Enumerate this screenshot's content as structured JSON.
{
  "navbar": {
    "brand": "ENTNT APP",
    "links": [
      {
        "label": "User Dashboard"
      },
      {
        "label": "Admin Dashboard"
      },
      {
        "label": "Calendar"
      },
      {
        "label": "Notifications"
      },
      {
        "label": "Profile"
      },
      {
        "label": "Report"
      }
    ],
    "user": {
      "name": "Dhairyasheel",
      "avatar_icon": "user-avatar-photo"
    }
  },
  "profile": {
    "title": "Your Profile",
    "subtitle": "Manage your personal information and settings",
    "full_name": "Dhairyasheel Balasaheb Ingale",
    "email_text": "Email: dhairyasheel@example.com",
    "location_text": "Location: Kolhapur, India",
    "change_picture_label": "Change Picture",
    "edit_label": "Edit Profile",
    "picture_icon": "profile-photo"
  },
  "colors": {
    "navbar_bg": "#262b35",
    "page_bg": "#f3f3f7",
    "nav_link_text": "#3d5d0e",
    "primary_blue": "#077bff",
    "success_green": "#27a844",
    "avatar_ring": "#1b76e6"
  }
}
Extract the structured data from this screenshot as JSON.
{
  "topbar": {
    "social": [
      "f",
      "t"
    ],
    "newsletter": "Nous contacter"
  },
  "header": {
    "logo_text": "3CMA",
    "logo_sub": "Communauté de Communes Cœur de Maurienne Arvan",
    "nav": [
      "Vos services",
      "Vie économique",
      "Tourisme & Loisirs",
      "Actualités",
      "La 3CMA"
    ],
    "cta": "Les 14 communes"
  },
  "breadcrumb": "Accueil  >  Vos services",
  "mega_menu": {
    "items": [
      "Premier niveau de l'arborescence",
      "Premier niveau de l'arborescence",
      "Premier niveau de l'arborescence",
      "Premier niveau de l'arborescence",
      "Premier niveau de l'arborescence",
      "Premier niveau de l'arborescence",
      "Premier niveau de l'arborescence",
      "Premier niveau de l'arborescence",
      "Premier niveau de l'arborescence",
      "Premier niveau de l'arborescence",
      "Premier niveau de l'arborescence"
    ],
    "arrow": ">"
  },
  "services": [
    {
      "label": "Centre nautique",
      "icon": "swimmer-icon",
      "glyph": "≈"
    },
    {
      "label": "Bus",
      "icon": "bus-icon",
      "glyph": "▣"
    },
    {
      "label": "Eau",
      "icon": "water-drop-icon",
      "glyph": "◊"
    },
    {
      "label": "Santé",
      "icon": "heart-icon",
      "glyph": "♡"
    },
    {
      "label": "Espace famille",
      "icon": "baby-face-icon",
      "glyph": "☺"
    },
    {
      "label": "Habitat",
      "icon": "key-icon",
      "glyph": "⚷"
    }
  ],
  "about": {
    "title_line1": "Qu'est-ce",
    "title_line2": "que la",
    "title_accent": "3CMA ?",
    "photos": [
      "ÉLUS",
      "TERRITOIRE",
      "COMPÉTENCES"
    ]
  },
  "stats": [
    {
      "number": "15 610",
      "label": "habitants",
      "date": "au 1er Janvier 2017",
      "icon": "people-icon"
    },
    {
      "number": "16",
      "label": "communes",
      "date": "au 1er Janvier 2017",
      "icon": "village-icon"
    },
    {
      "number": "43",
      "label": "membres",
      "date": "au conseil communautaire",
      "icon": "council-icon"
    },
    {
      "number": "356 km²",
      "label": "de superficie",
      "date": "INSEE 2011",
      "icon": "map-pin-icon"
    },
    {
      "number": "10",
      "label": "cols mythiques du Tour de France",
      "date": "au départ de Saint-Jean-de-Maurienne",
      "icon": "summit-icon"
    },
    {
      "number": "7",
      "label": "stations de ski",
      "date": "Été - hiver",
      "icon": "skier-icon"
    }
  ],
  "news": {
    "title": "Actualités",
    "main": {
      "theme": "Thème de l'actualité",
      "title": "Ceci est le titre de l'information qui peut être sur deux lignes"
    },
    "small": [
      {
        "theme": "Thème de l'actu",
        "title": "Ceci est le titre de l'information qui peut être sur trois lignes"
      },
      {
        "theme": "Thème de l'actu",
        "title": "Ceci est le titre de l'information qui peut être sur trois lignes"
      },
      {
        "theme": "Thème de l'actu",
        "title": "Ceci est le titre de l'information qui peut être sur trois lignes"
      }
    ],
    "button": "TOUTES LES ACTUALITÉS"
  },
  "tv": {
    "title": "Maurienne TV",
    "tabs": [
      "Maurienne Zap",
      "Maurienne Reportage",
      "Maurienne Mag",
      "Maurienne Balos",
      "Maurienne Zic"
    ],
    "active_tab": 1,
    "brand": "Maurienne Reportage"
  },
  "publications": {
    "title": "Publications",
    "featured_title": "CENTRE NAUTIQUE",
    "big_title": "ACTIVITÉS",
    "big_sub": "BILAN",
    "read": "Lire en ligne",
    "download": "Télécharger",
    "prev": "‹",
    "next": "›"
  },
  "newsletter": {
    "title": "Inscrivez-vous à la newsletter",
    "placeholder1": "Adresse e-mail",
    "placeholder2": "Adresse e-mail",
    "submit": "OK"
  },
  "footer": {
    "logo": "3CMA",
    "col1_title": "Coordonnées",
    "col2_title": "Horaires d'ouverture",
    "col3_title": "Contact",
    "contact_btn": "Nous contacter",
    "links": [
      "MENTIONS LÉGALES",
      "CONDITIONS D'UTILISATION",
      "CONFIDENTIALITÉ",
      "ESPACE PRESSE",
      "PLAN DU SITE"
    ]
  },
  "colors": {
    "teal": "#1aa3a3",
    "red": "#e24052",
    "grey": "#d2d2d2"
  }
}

++++++++++++++++++++

Lines holding the word "Maurienne" should be counted across the entries; state only how many there are.

• **Exercise solution**
9